-- Begin Provided data --
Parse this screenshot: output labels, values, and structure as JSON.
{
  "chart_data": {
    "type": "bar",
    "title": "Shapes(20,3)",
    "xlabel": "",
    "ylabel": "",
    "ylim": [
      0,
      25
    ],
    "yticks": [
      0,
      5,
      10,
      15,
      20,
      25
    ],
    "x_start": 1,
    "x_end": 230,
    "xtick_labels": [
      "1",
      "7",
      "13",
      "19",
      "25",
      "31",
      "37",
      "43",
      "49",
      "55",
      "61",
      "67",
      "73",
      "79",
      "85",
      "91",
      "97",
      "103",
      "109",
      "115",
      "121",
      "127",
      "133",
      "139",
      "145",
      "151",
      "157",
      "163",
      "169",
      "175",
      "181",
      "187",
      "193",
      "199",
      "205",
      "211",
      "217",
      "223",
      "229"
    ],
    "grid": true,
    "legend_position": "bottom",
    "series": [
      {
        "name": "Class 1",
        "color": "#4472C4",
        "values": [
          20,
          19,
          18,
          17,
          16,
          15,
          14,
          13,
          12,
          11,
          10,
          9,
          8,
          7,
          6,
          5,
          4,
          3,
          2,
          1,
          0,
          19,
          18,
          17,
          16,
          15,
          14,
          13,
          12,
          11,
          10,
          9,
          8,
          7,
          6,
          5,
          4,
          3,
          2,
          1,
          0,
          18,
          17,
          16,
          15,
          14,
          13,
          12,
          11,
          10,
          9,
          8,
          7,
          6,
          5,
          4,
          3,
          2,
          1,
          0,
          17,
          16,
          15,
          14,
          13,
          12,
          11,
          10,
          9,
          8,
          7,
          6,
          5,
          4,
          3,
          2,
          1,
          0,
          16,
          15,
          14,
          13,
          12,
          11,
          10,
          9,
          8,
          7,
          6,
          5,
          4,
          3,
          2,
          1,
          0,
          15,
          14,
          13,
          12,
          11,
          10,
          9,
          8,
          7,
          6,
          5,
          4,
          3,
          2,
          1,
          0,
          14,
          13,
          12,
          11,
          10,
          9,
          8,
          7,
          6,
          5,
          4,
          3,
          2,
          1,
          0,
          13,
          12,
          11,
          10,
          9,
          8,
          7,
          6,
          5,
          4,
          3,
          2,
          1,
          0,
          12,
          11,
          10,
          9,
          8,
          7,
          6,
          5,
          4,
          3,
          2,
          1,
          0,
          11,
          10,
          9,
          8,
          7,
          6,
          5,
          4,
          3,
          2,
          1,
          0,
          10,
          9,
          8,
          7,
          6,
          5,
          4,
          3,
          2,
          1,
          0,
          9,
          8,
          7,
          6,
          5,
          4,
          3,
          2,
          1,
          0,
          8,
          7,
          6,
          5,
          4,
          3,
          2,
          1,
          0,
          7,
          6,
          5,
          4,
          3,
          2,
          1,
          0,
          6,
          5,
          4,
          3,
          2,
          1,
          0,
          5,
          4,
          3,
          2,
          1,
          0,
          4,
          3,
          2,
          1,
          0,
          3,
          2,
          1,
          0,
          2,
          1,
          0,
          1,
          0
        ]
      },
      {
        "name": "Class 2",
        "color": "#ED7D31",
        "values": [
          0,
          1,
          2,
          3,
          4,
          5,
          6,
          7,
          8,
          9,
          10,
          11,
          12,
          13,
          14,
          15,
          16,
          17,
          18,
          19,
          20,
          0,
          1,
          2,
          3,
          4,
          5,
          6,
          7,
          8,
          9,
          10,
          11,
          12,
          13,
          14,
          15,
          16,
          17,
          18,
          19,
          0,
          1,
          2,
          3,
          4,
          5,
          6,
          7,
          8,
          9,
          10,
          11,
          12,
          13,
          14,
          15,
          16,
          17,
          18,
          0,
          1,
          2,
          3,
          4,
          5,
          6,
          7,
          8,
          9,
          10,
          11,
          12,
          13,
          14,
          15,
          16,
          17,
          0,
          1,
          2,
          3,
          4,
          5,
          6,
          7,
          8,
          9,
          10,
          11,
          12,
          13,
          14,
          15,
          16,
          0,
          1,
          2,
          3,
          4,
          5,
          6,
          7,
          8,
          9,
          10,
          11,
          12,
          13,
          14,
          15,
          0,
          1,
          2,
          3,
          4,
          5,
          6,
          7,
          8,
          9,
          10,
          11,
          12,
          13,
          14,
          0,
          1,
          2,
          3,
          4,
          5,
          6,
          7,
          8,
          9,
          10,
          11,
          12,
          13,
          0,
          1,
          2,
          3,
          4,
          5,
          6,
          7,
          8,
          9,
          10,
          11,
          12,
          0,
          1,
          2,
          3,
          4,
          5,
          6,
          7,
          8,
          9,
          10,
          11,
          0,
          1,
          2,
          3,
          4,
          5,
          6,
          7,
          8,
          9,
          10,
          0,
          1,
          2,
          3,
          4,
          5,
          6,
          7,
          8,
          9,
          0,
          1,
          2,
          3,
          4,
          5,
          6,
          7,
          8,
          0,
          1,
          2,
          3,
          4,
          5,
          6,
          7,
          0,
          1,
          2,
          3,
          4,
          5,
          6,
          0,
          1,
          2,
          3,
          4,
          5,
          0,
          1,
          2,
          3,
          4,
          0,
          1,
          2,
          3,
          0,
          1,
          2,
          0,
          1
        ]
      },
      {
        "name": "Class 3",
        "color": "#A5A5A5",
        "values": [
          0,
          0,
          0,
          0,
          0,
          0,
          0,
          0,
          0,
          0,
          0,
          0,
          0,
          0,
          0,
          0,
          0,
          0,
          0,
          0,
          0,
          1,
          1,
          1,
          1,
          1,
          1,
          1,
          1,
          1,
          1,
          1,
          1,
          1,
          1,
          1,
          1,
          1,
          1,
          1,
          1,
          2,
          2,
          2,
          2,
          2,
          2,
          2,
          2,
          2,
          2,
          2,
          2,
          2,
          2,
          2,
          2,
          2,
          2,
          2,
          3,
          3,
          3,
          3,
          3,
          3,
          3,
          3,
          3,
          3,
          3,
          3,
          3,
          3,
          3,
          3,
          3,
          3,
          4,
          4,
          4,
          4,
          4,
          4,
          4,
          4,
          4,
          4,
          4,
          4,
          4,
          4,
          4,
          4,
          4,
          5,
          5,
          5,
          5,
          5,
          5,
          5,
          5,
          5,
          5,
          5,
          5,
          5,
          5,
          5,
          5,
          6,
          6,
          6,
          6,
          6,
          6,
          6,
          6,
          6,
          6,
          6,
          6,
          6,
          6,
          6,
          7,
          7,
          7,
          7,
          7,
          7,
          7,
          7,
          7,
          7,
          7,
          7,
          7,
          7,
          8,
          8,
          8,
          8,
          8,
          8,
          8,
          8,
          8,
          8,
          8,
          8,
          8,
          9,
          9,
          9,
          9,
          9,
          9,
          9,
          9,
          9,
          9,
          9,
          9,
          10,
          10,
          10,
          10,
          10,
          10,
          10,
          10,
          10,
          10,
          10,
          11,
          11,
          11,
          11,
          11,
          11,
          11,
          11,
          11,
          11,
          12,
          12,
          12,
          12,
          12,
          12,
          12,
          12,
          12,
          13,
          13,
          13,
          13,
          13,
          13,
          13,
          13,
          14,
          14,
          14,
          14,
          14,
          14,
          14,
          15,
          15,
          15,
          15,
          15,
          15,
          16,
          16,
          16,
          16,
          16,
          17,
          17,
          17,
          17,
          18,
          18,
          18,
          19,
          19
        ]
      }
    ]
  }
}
-- End Provided data --
> _Problem to solve_
Return every record, word for word.

> _Exercise answer_
Parse this screenshot: output labels, values, and structure as JSON.
{
  "chart_data": {
    "type": "bar",
    "title": "Shapes(20,3)",
    "xlabel": "",
    "ylabel": "",
    "ylim": [
      0,
      25
    ],
    "yticks": [
      0,
      5,
      10,
      15,
      20,
      25
    ],
    "x_start": 1,
    "x_end": 230,
    "xtick_labels": [
      "1",
      "7",
      "13",
      "19",
      "25",
      "31",
      "37",
      "43",
      "49",
      "55",
      "61",
      "67",
      "73",
      "79",
      "85",
      "91",
      "97",
      "103",
      "109",
      "115",
      "121",
      "127",
      "133",
      "139",
      "145",
      "151",
      "157",
      "163",
      "169",
      "175",
      "181",
      "187",
      "193",
      "199",
      "205",
      "211",
      "217",
      "223",
      "229"
    ],
    "grid": true,
    "legend_position": "bottom",
    "series": [
      {
        "name": "Class 1",
        "color": "#4472C4",
        "values": [
          20,
          19,
          18,
          17,
          16,
          15,
          14,
          13,
          12,
          11,
          10,
          9,
          8,
          7,
          6,
          5,
          4,
          3,
          2,
          1,
          0,
          19,
          18,
          17,
          16,
          15,
          14,
          13,
          12,
          11,
          10,
          9,
          8,
          7,
          6,
          5,
          4,
          3,
          2,
          1,
          0,
          18,
          17,
          16,
          15,
          14,
          13,
          12,
          11,
          10,
          9,
          8,
          7,
          6,
          5,
          4,
          3,
          2,
          1,
          0,
          17,
          16,
          15,
          14,
          13,
          12,
          11,
          10,
          9,
          8,
          7,
          6,
          5,
          4,
          3,
          2,
          1,
          0,
          16,
          15,
          14,
          13,
          12,
          11,
          10,
          9,
          8,
          7,
          6,
          5,
          4,
          3,
          2,
          1,
          0,
          15,
          14,
          13,
          12,
          11,
          10,
          9,
          8,
          7,
          6,
          5,
          4,
          3,
          2,
          1,
          0,
          14,
          13,
          12,
          11,
          10,
          9,
          8,
          7,
          6,
          5,
          4,
          3,
          2,
          1,
          0,
          13,
          12,
          11,
          10,
          9,
          8,
          7,
          6,
          5,
          4,
          3,
          2,
          1,
          0,
          12,
          11,
          10,
          9,
          8,
          7,
          6,
          5,
          4,
          3,
          2,
          1,
          0,
          11,
          10,
          9,
          8,
          7,
          6,
          5,
          4,
          3,
          2,
          1,
          0,
          10,
          9,
          8,
          7,
          6,
          5,
          4,
          3,
          2,
          1,
          0,
          9,
          8,
          7,
          6,
          5,
          4,
          3,
          2,
          1,
          0,
          8,
          7,
          6,
          5,
          4,
          3,
          2,
          1,
          0,
          7,
          6,
          5,
          4,
          3,
          2,
          1,
          0,
          6,
          5,
          4,
          3,
          2,
          1,
          0,
          5,
          4,
          3,
          2,
          1,
          0,
          4,
          3,
          2,
          1,
          0,
          3,
          2,
          1,
          0,
          2,
          1,
          0,
          1,
          0
        ]
      },
      {
        "name": "Class 2",
        "color": "#ED7D31",
        "values": [
          0,
          1,
          2,
          3,
          4,
          5,
          6,
          7,
          8,
          9,
          10,
          11,
          12,
          13,
          14,
          15,
          16,
          17,
          18,
          19,
          20,
          0,
          1,
          2,
          3,
          4,
          5,
          6,
          7,
          8,
          9,
          10,
          11,
          12,
          13,
          14,
          15,
          16,
          17,
          18,
          19,
          0,
          1,
          2,
          3,
          4,
          5,
          6,
          7,
          8,
          9,
          10,
          11,
          12,
          13,
          14,
          15,
          16,
          17,
          18,
          0,
          1,
          2,
          3,
          4,
          5,
          6,
          7,
          8,
          9,
          10,
          11,
          12,
          13,
          14,
          15,
          16,
          17,
          0,
          1,
          2,
          3,
          4,
          5,
          6,
          7,
          8,
          9,
          10,
          11,
          12,
          13,
          14,
          15,
          16,
          0,
          1,
          2,
          3,
          4,
          5,
          6,
          7,
          8,
          9,
          10,
          11,
          12,
          13,
          14,
          15,
          0,
          1,
          2,
          3,
          4,
          5,
          6,
          7,
          8,
          9,
          10,
          11,
          12,
          13,
          14,
          0,
          1,
          2,
          3,
          4,
          5,
          6,
          7,
          8,
          9,
          10,
          11,
          12,
          13,
          0,
          1,
          2,
          3,
          4,
          5,
          6,
          7,
          8,
          9,
          10,
          11,
          12,
          0,
          1,
          2,
          3,
          4,
          5,
          6,
          7,
          8,
          9,
          10,
          11,
          0,
          1,
          2,
          3,
          4,
          5,
          6,
          7,
          8,
          9,
          10,
          0,
          1,
          2,
          3,
          4,
          5,
          6,
          7,
          8,
          9,
          0,
          1,
          2,
          3,
          4,
          5,
          6,
          7,
          8,
          0,
          1,
          2,
          3,
          4,
          5,
          6,
          7,
          0,
          1,
          2,
          3,
          4,
          5,
          6,
          0,
          1,
          2,
          3,
          4,
          5,
          0,
          1,
          2,
          3,
          4,
          0,
          1,
          2,
          3,
          0,
          1,
          2,
          0,
          1
        ]
      },
      {
        "name": "Class 3",
        "color": "#A5A5A5",
        "values": [
          0,
          0,
          0,
          0,
          0,
          0,
          0,
          0,
          0,
          0,
          0,
          0,
          0,
          0,
          0,
          0,
          0,
          0,
          0,
          0,
          0,
          1,
          1,
          1,
          1,
          1,
          1,
          1,
          1,
          1,
          1,
          1,
          1,
          1,
          1,
          1,
          1,
          1,
          1,
          1,
          1,
          2,
          2,
          2,
          2,
          2,
          2,
          2,
          2,
          2,
          2,
          2,
          2,
          2,
          2,
          2,
          2,
          2,
          2,
          2,
          3,
          3,
          3,
          3,
          3,
          3,
          3,
          3,
          3,
          3,
          3,
          3,
          3,
          3,
          3,
          3,
          3,
          3,
          4,
          4,
          4,
          4,
          4,
          4,
          4,
          4,
          4,
          4,
          4,
          4,
          4,
          4,
          4,
          4,
          4,
          5,
          5,
          5,
          5,
          5,
          5,
          5,
          5,
          5,
          5,
          5,
          5,
          5,
          5,
          5,
          5,
          6,
          6,
          6,
          6,
          6,
          6,
          6,
          6,
          6,
          6,
          6,
          6,
          6,
          6,
          6,
          7,
          7,
          7,
          7,
          7,
          7,
          7,
          7,
          7,
          7,
          7,
          7,
          7,
          7,
          8,
          8,
          8,
          8,
          8,
          8,
          8,
          8,
          8,
          8,
          8,
          8,
          8,
          9,
          9,
          9,
          9,
          9,
          9,
          9,
          9,
          9,
          9,
          9,
          9,
          10,
          10,
          10,
          10,
          10,
          10,
          10,
          10,
          10,
          10,
          10,
          11,
          11,
          11,
          11,
          11,
          11,
          11,
          11,
          11,
          11,
          12,
          12,
          12,
          12,
          12,
          12,
          12,
          12,
          12,
          13,
          13,
          13,
          13,
          13,
          13,
          13,
          13,
          14,
          14,
          14,
          14,
          14,
          14,
          14,
          15,
          15,
          15,
          15,
          15,
          15,
          16,
          16,
          16,
          16,
          16,
          17,
          17,
          17,
          17,
          18,
          18,
          18,
          19,
          19
        ]
      }
    ]
  }
}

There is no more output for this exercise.